__Task prompt__:
Return the listing below unchanged, minus its pictures.

Collection entries
::::::::

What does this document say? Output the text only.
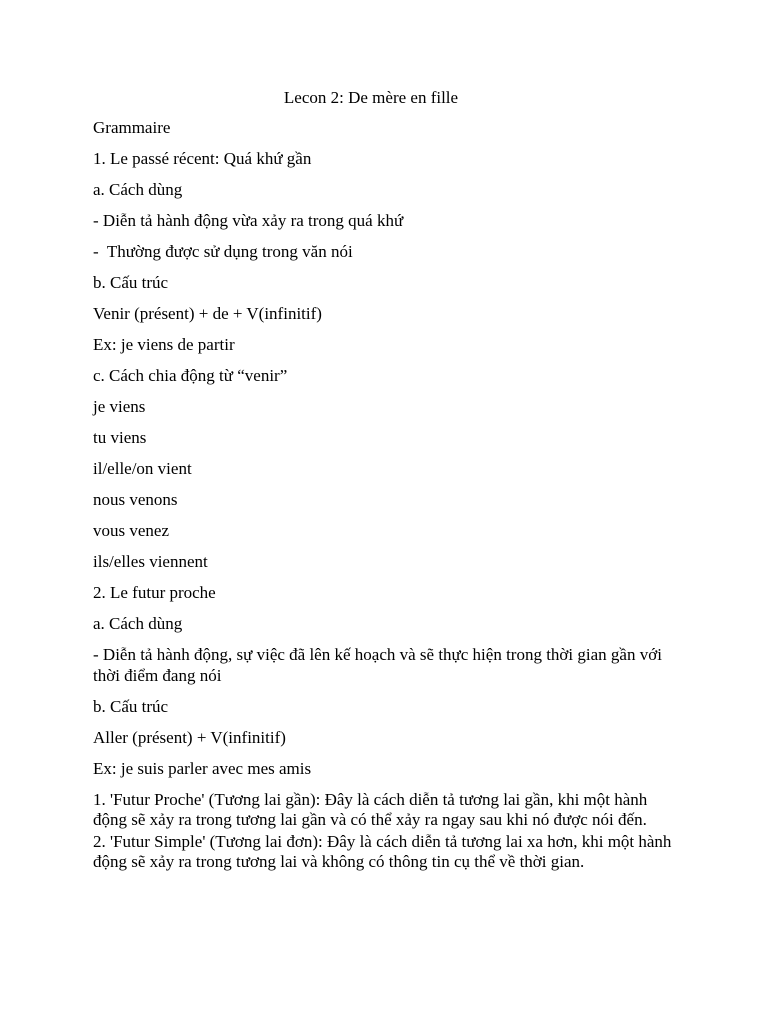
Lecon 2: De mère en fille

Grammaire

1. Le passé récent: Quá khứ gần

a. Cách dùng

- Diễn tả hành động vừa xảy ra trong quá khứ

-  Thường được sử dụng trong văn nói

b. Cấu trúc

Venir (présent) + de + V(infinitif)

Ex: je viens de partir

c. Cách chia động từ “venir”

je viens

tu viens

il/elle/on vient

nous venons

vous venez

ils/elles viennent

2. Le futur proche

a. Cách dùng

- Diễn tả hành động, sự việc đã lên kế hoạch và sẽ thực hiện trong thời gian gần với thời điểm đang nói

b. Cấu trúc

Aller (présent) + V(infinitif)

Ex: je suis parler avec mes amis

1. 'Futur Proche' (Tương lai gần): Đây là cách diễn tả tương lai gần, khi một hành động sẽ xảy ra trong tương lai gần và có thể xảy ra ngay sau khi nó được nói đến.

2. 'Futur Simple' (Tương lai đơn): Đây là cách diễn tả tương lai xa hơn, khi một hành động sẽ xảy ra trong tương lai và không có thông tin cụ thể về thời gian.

::::::::

__Answer for the task__:
What does this document say? Output the text only.
Lecon 2: De mère en fille

Grammaire

1. Le passé récent: Quá khứ gần

a. Cách dùng

- Diễn tả hành động vừa xảy ra trong quá khứ

-  Thường được sử dụng trong văn nói

b. Cấu trúc

Venir (présent) + de + V(infinitif)

Ex: je viens de partir

c. Cách chia động từ “venir”

je viens

tu viens

il/elle/on vient

nous venons

vous venez

ils/elles viennent

2. Le futur proche

a. Cách dùng

- Diễn tả hành động, sự việc đã lên kế hoạch và sẽ thực hiện trong thời gian gần với thời điểm đang nói

b. Cấu trúc

Aller (présent) + V(infinitif)

Ex: je suis parler avec mes amis

1. 'Futur Proche' (Tương lai gần): Đây là cách diễn tả tương lai gần, khi một hành động sẽ xảy ra trong tương lai gần và có thể xảy ra ngay sau khi nó được nói đến.

2. 'Futur Simple' (Tương lai đơn): Đây là cách diễn tả tương lai xa hơn, khi một hành động sẽ xảy ra trong tương lai và không có thông tin cụ thể về thời gian.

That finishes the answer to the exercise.